%%

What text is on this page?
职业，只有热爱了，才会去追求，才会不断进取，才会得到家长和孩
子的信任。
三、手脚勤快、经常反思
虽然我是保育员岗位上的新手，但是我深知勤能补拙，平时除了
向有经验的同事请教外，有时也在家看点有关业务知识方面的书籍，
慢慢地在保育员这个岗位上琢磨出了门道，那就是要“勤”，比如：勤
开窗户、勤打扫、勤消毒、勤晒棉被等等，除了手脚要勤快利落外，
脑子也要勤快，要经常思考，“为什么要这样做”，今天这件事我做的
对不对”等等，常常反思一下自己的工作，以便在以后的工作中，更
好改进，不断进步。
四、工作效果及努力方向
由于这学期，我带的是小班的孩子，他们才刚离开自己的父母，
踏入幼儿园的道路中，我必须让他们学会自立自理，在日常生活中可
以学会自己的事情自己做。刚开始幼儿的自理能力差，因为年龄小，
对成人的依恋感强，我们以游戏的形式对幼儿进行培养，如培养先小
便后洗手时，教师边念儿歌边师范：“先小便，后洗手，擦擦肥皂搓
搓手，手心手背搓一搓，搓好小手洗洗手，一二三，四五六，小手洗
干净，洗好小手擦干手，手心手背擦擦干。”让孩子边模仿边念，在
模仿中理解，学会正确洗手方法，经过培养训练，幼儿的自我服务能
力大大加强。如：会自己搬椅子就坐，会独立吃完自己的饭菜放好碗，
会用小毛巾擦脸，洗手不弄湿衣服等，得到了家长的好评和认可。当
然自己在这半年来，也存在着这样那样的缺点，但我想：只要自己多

%%

→ GIVEN INSTRUCTION:
Write the whole listing out again. Keep every line exactly as it is.

→ FINAL RESULT:
What text is on this page?
职业，只有热爱了，才会去追求，才会不断进取，才会得到家长和孩
子的信任。
三、手脚勤快、经常反思
虽然我是保育员岗位上的新手，但是我深知勤能补拙，平时除了
向有经验的同事请教外，有时也在家看点有关业务知识方面的书籍，
慢慢地在保育员这个岗位上琢磨出了门道，那就是要“勤”，比如：勤
开窗户、勤打扫、勤消毒、勤晒棉被等等，除了手脚要勤快利落外，
脑子也要勤快，要经常思考，“为什么要这样做”，今天这件事我做的
对不对”等等，常常反思一下自己的工作，以便在以后的工作中，更
好改进，不断进步。
四、工作效果及努力方向
由于这学期，我带的是小班的孩子，他们才刚离开自己的父母，
踏入幼儿园的道路中，我必须让他们学会自立自理，在日常生活中可
以学会自己的事情自己做。刚开始幼儿的自理能力差，因为年龄小，
对成人的依恋感强，我们以游戏的形式对幼儿进行培养，如培养先小
便后洗手时，教师边念儿歌边师范：“先小便，后洗手，擦擦肥皂搓
搓手，手心手背搓一搓，搓好小手洗洗手，一二三，四五六，小手洗
干净，洗好小手擦干手，手心手背擦擦干。”让孩子边模仿边念，在
模仿中理解，学会正确洗手方法，经过培养训练，幼儿的自我服务能
力大大加强。如：会自己搬椅子就坐，会独立吃完自己的饭菜放好碗，
会用小毛巾擦脸，洗手不弄湿衣服等，得到了家长的好评和认可。当
然自己在这半年来，也存在着这样那样的缺点，但我想：只要自己多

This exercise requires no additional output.